• [OBJECTIVE]: Keep the pictures out of the copy and print all the entries below exactly.

• [RECORDS PROVIDED]:
□ □ □ □ □ □ □

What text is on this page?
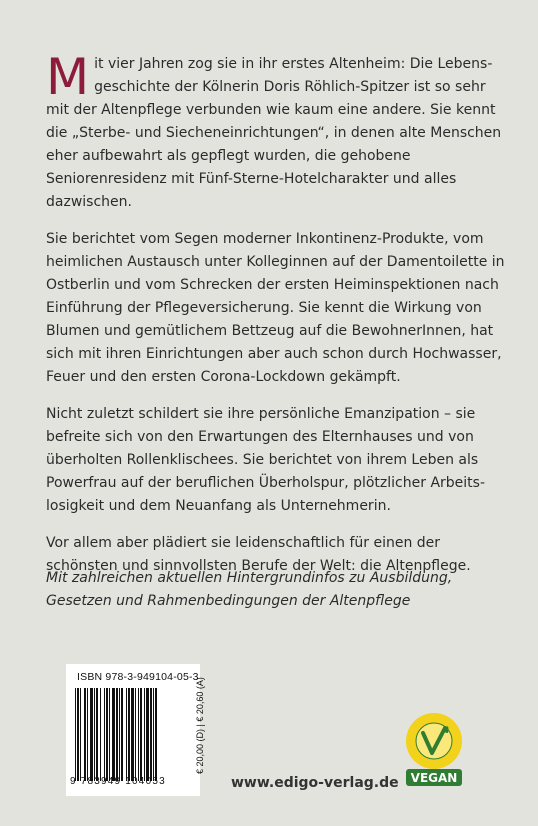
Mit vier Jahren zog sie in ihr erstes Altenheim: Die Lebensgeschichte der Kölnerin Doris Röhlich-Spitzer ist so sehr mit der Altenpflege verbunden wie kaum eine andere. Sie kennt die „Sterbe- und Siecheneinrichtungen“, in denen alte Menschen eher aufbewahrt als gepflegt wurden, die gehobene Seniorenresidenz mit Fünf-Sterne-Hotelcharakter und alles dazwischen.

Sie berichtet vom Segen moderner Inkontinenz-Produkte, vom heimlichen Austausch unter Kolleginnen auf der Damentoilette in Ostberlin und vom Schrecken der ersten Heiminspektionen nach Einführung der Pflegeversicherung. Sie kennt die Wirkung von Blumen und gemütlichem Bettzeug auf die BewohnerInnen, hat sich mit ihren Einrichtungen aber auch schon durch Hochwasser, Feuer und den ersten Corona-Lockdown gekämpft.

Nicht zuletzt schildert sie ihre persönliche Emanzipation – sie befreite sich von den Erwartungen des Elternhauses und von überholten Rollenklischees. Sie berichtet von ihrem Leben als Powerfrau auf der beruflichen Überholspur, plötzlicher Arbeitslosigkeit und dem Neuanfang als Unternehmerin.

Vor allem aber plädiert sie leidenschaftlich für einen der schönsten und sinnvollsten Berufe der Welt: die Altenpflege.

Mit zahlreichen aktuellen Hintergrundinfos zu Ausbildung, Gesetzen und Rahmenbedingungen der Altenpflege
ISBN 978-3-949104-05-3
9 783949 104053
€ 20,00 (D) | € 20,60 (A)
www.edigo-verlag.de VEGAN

□ □ □ □ □ □ □

• [WRITTEN SOLUTION]:
What text is on this page?
Mit vier Jahren zog sie in ihr erstes Altenheim: Die Lebensgeschichte der Kölnerin Doris Röhlich-Spitzer ist so sehr mit der Altenpflege verbunden wie kaum eine andere. Sie kennt die „Sterbe- und Siecheneinrichtungen“, in denen alte Menschen eher aufbewahrt als gepflegt wurden, die gehobene Seniorenresidenz mit Fünf-Sterne-Hotelcharakter und alles dazwischen.

Sie berichtet vom Segen moderner Inkontinenz-Produkte, vom heimlichen Austausch unter Kolleginnen auf der Damentoilette in Ostberlin und vom Schrecken der ersten Heiminspektionen nach Einführung der Pflegeversicherung. Sie kennt die Wirkung von Blumen und gemütlichem Bettzeug auf die BewohnerInnen, hat sich mit ihren Einrichtungen aber auch schon durch Hochwasser, Feuer und den ersten Corona-Lockdown gekämpft.

Nicht zuletzt schildert sie ihre persönliche Emanzipation – sie befreite sich von den Erwartungen des Elternhauses und von überholten Rollenklischees. Sie berichtet von ihrem Leben als Powerfrau auf der beruflichen Überholspur, plötzlicher Arbeitslosigkeit und dem Neuanfang als Unternehmerin.

Vor allem aber plädiert sie leidenschaftlich für einen der schönsten und sinnvollsten Berufe der Welt: die Altenpflege.

Mit zahlreichen aktuellen Hintergrundinfos zu Ausbildung, Gesetzen und Rahmenbedingungen der Altenpflege
ISBN 978-3-949104-05-3
9 783949 104053
€ 20,00 (D) | € 20,60 (A)
www.edigo-verlag.de VEGAN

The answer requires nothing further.